**GOAL:** List every line below containing "velocity".

**ENTRIES SHOWN:**
^^^^^^^^^^^^^^^^
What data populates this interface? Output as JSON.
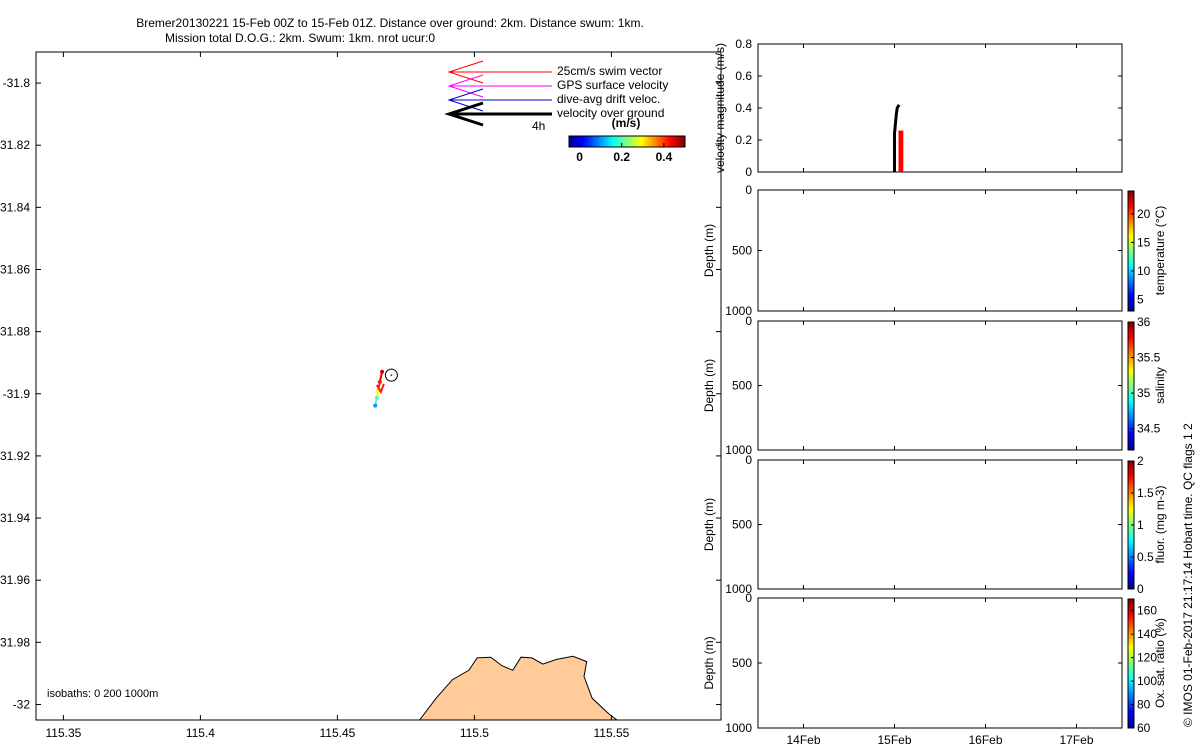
{
  "title": {
    "line1": "Bremer20130221 15-Feb 00Z to 15-Feb 01Z. Distance over ground: 2km. Distance swum: 1km.",
    "line2": "Mission total D.O.G.: 2km. Swum: 1km. nrot ucur:0"
  },
  "side_credit": "© IMOS 01-Feb-2017 21:17:14 Hobart time. QC flags 1  2",
  "chart_data": [
    {
      "type": "map",
      "xlim": [
        115.34,
        115.59
      ],
      "ylim": [
        -32.005,
        -31.79
      ],
      "xticks": [
        115.35,
        115.4,
        115.45,
        115.5,
        115.55
      ],
      "xtick_labels": [
        "115.35",
        "115.4",
        "115.45",
        "115.5",
        "115.55"
      ],
      "yticks": [
        -31.8,
        -31.82,
        -31.84,
        -31.86,
        -31.88,
        -31.9,
        -31.92,
        -31.94,
        -31.96,
        -31.98,
        -32
      ],
      "ytick_labels": [
        "-31.8",
        "31.82",
        "31.84",
        "31.86",
        "31.88",
        "-31.9",
        "31.92",
        "31.94",
        "31.96",
        "31.98",
        "-32"
      ],
      "isobaths_label": "isobaths: 0   200  1000m",
      "legend": {
        "swim": "25cm/s swim vector",
        "gps": "GPS surface velocity",
        "drift": "dive-avg drift veloc.",
        "dog": "velocity over ground",
        "time": "4h"
      },
      "legend_colors": {
        "swim": "#ff0000",
        "gps": "#ff00ff",
        "drift": "#0000cc",
        "dog": "#000000"
      },
      "colorbar": {
        "unit": "(m/s)",
        "range": [
          -0.05,
          0.5
        ],
        "ticks": [
          0,
          0.2,
          0.4
        ],
        "tick_labels": [
          "0",
          "0.2",
          "0.4"
        ]
      },
      "track": [
        {
          "lon": 115.4663,
          "lat": -31.8929,
          "speed": 0.45
        },
        {
          "lon": 115.4655,
          "lat": -31.8962,
          "speed": 0.42
        },
        {
          "lon": 115.4649,
          "lat": -31.8989,
          "speed": 0.3
        },
        {
          "lon": 115.4644,
          "lat": -31.9013,
          "speed": 0.2
        },
        {
          "lon": 115.4638,
          "lat": -31.9038,
          "speed": 0.1
        }
      ],
      "current_position": {
        "lon": 115.4697,
        "lat": -31.894
      },
      "land": {
        "color": "#ffcc99",
        "outline": [
          [
            115.48,
            -32.005
          ],
          [
            115.486,
            -31.998
          ],
          [
            115.492,
            -31.992
          ],
          [
            115.498,
            -31.989
          ],
          [
            115.501,
            -31.985
          ],
          [
            115.506,
            -31.9848
          ],
          [
            115.51,
            -31.9875
          ],
          [
            115.514,
            -31.989
          ],
          [
            115.517,
            -31.9848
          ],
          [
            115.521,
            -31.985
          ],
          [
            115.525,
            -31.987
          ],
          [
            115.53,
            -31.9855
          ],
          [
            115.536,
            -31.9845
          ],
          [
            115.541,
            -31.9862
          ],
          [
            115.54,
            -31.991
          ],
          [
            115.543,
            -31.998
          ],
          [
            115.549,
            -32.003
          ],
          [
            115.552,
            -32.005
          ]
        ]
      }
    },
    {
      "type": "line",
      "ylabel": "velocity magnitude (m/s)",
      "ylim": [
        0,
        0.8
      ],
      "yticks": [
        0,
        0.2,
        0.4,
        0.6,
        0.8
      ],
      "ytick_labels": [
        "0",
        "0.2",
        "0.4",
        "0.6",
        "0.8"
      ],
      "xlim": [
        13.5,
        17.5
      ],
      "series": [
        {
          "color": "#000000",
          "x": [
            15.0,
            15.0,
            15.02,
            15.03,
            15.05
          ],
          "y": [
            0.0,
            0.24,
            0.36,
            0.4,
            0.42
          ]
        },
        {
          "color": "#ff0000",
          "x": [
            15.06,
            15.06,
            15.08,
            15.08
          ],
          "y": [
            0.0,
            0.25,
            0.25,
            0.0
          ]
        }
      ]
    },
    {
      "type": "heatmap",
      "ylabel": "Depth (m)",
      "ylim": [
        0,
        1000
      ],
      "yticks": [
        0,
        500,
        1000
      ],
      "ytick_labels": [
        "0",
        "500",
        "1000"
      ],
      "xlim": [
        13.5,
        17.5
      ],
      "colorbar": {
        "label": "temperature (°C)",
        "range": [
          3,
          24
        ],
        "ticks": [
          5,
          10,
          15,
          20
        ],
        "tick_labels": [
          "5",
          "10",
          "15",
          "20"
        ]
      }
    },
    {
      "type": "heatmap",
      "ylabel": "Depth (m)",
      "ylim": [
        0,
        1000
      ],
      "yticks": [
        0,
        500,
        1000
      ],
      "ytick_labels": [
        "0",
        "500",
        "1000"
      ],
      "xlim": [
        13.5,
        17.5
      ],
      "colorbar": {
        "label": "salinity",
        "range": [
          34.2,
          36
        ],
        "ticks": [
          34.5,
          35,
          35.5,
          36
        ],
        "tick_labels": [
          "34.5",
          "35",
          "35.5",
          "36"
        ]
      }
    },
    {
      "type": "heatmap",
      "ylabel": "Depth (m)",
      "ylim": [
        0,
        1000
      ],
      "yticks": [
        0,
        500,
        1000
      ],
      "ytick_labels": [
        "0",
        "500",
        "1000"
      ],
      "xlim": [
        13.5,
        17.5
      ],
      "colorbar": {
        "label": "fluor. (mg m-3)",
        "range": [
          0,
          2
        ],
        "ticks": [
          0,
          0.5,
          1,
          1.5,
          2
        ],
        "tick_labels": [
          "0",
          "0.5",
          "1",
          "1.5",
          "2"
        ]
      }
    },
    {
      "type": "heatmap",
      "ylabel": "Depth (m)",
      "ylim": [
        0,
        1000
      ],
      "yticks": [
        0,
        500,
        1000
      ],
      "ytick_labels": [
        "0",
        "500",
        "1000"
      ],
      "xlim": [
        13.5,
        17.5
      ],
      "xticks": [
        14,
        15,
        16,
        17
      ],
      "xtick_labels": [
        "14Feb",
        "15Feb",
        "16Feb",
        "17Feb"
      ],
      "colorbar": {
        "label": "Ox. sat. ratio (%)",
        "range": [
          60,
          170
        ],
        "ticks": [
          60,
          80,
          100,
          120,
          140,
          160
        ],
        "tick_labels": [
          "60",
          "80",
          "100",
          "120",
          "140",
          "160"
        ]
      }
    }
  ]
}
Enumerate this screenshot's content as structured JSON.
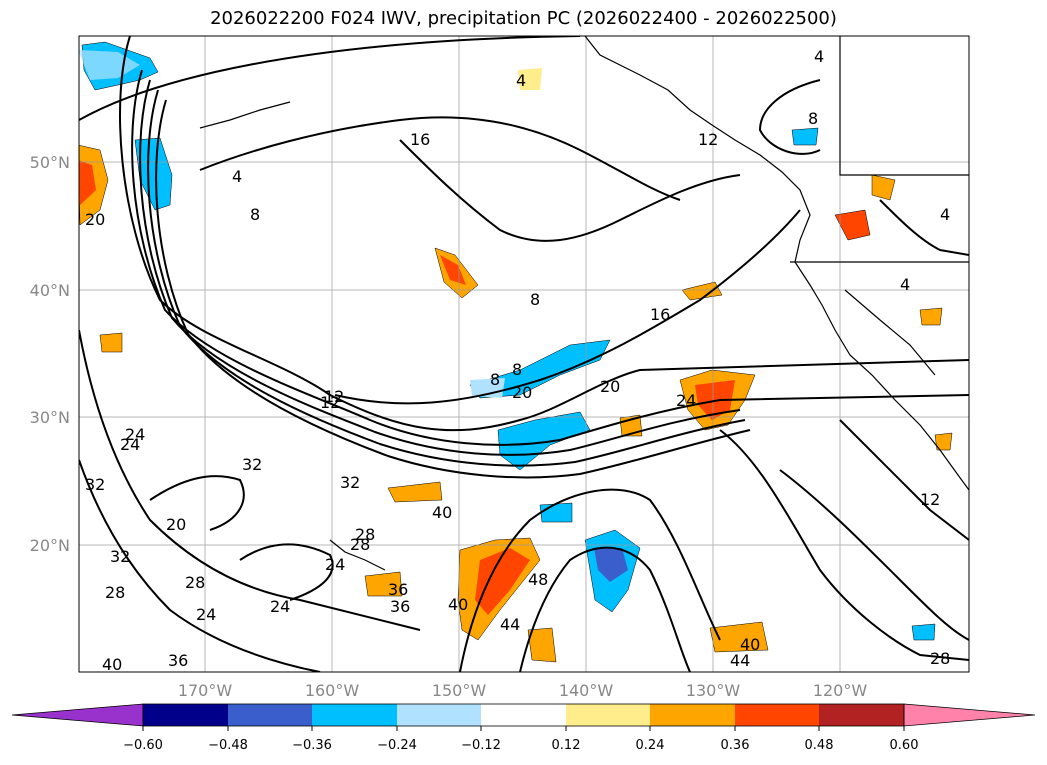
^^^^^^^^^^^^^^^^
**TASK OUTPUT:**
        "gps": "GPS surface velocity",
        "dog": "velocity over ground",
      "ylabel": "velocity magnitude (m/s)",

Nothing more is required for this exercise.